* [What you are asked to do]:
Quote exactly, and only, the lines from the one containing "Read this page and output its text content." through the end of the material below. Skip pictures.

[BEGIN Data excerpts]

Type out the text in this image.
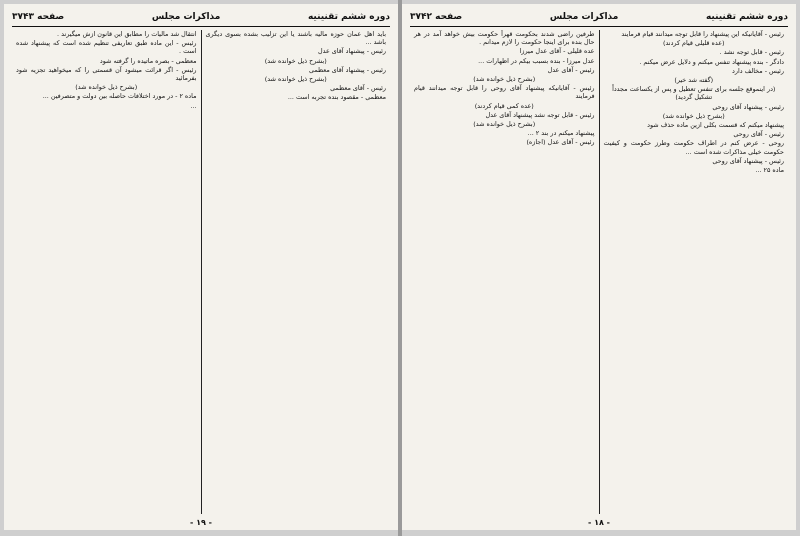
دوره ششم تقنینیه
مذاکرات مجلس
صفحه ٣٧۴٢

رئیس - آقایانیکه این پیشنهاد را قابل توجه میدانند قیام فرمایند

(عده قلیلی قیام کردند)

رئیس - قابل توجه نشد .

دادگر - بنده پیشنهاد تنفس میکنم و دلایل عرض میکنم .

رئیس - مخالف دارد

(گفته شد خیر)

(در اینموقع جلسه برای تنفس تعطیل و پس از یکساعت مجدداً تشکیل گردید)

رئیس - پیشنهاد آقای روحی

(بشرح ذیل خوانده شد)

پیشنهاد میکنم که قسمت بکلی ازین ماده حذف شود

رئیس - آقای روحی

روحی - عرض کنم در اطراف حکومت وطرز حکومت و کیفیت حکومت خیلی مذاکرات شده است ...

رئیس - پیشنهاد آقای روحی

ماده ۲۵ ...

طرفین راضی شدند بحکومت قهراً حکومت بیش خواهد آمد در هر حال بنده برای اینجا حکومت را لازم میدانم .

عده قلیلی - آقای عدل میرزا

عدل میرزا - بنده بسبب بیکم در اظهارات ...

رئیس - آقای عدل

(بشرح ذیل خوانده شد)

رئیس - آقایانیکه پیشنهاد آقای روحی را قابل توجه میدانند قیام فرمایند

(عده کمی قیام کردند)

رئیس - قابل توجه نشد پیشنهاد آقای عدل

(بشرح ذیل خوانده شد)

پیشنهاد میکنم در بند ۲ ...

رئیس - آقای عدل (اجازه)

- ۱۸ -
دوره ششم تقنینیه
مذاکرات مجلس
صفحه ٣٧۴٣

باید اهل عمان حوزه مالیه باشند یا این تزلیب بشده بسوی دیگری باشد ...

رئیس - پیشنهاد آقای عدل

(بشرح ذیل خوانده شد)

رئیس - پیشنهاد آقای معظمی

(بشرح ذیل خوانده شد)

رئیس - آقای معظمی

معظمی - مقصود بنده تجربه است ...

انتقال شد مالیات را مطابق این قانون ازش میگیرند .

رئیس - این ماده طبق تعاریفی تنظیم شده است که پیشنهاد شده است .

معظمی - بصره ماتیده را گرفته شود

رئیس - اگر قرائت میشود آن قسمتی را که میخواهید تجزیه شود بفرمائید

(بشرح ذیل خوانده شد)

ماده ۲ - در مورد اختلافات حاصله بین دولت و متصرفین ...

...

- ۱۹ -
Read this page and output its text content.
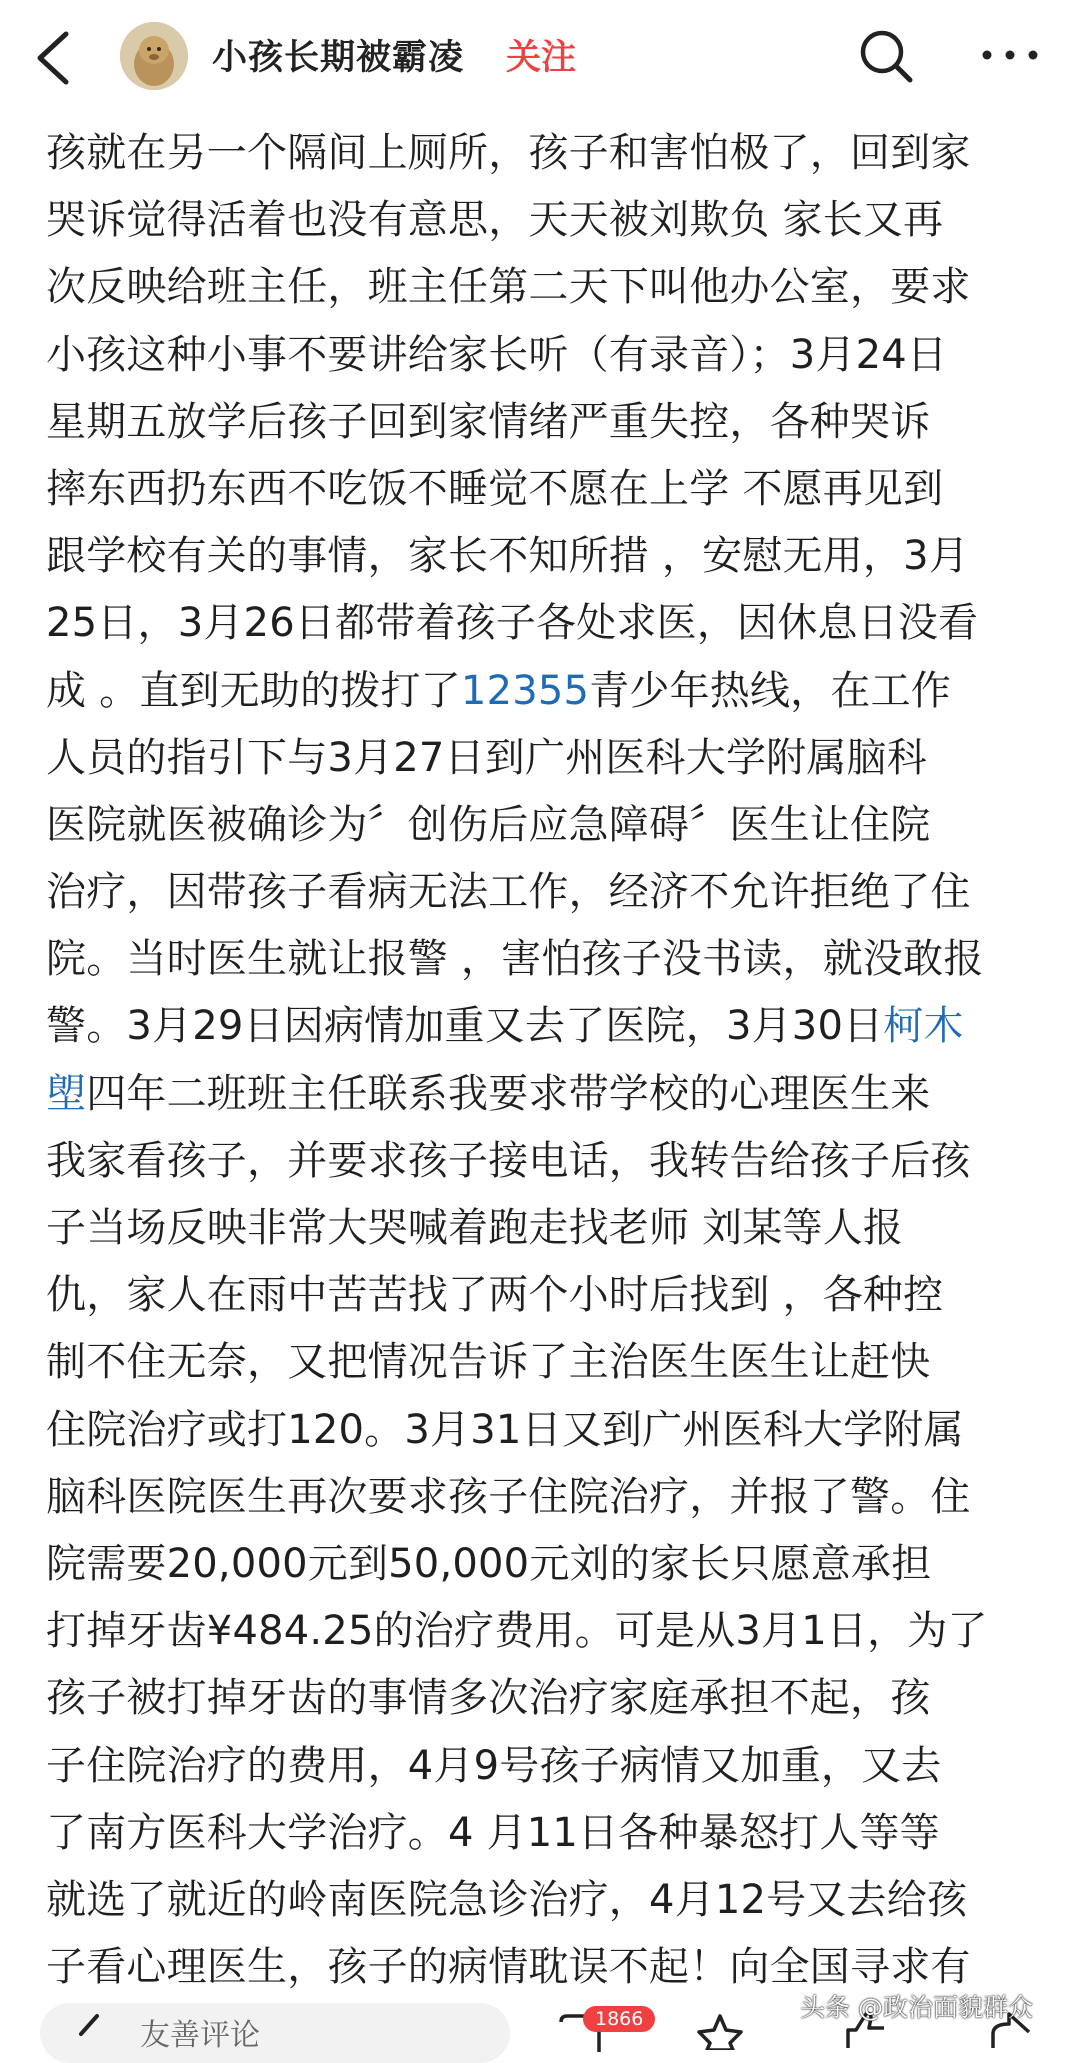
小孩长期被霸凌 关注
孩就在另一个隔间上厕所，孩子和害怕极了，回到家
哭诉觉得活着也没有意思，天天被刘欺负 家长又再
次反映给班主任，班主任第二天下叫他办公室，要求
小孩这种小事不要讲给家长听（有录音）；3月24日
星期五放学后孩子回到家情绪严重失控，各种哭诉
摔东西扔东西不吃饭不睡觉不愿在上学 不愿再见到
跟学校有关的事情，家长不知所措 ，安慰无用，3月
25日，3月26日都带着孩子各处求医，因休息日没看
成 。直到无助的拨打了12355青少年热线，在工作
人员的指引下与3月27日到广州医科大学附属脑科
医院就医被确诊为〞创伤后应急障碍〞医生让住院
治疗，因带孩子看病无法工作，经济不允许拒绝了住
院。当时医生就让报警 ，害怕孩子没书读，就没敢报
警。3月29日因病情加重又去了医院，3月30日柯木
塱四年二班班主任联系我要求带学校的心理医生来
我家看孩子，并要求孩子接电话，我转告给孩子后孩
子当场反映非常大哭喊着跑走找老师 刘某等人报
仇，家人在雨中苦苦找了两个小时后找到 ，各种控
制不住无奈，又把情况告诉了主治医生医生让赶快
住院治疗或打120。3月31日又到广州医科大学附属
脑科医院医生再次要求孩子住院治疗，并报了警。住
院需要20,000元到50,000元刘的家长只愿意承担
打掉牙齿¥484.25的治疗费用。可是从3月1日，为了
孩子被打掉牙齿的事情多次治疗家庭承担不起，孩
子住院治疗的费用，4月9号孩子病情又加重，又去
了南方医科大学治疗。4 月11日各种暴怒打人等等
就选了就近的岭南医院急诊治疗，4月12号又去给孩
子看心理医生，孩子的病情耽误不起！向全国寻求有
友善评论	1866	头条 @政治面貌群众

[END Data excerpts]

* [Written solution]:
Read this page and output its text content.
小孩长期被霸凌 关注
孩就在另一个隔间上厕所，孩子和害怕极了，回到家
哭诉觉得活着也没有意思，天天被刘欺负 家长又再
次反映给班主任，班主任第二天下叫他办公室，要求
小孩这种小事不要讲给家长听（有录音）；3月24日
星期五放学后孩子回到家情绪严重失控，各种哭诉
摔东西扔东西不吃饭不睡觉不愿在上学 不愿再见到
跟学校有关的事情，家长不知所措 ，安慰无用，3月
25日，3月26日都带着孩子各处求医，因休息日没看
成 。直到无助的拨打了12355青少年热线，在工作
人员的指引下与3月27日到广州医科大学附属脑科
医院就医被确诊为〞创伤后应急障碍〞医生让住院
治疗，因带孩子看病无法工作，经济不允许拒绝了住
院。当时医生就让报警 ，害怕孩子没书读，就没敢报
警。3月29日因病情加重又去了医院，3月30日柯木
塱四年二班班主任联系我要求带学校的心理医生来
我家看孩子，并要求孩子接电话，我转告给孩子后孩
子当场反映非常大哭喊着跑走找老师 刘某等人报
仇，家人在雨中苦苦找了两个小时后找到 ，各种控
制不住无奈，又把情况告诉了主治医生医生让赶快
住院治疗或打120。3月31日又到广州医科大学附属
脑科医院医生再次要求孩子住院治疗，并报了警。住
院需要20,000元到50,000元刘的家长只愿意承担
打掉牙齿¥484.25的治疗费用。可是从3月1日，为了
孩子被打掉牙齿的事情多次治疗家庭承担不起，孩
子住院治疗的费用，4月9号孩子病情又加重，又去
了南方医科大学治疗。4 月11日各种暴怒打人等等
就选了就近的岭南医院急诊治疗，4月12号又去给孩
子看心理医生，孩子的病情耽误不起！向全国寻求有
友善评论	1866	头条 @政治面貌群众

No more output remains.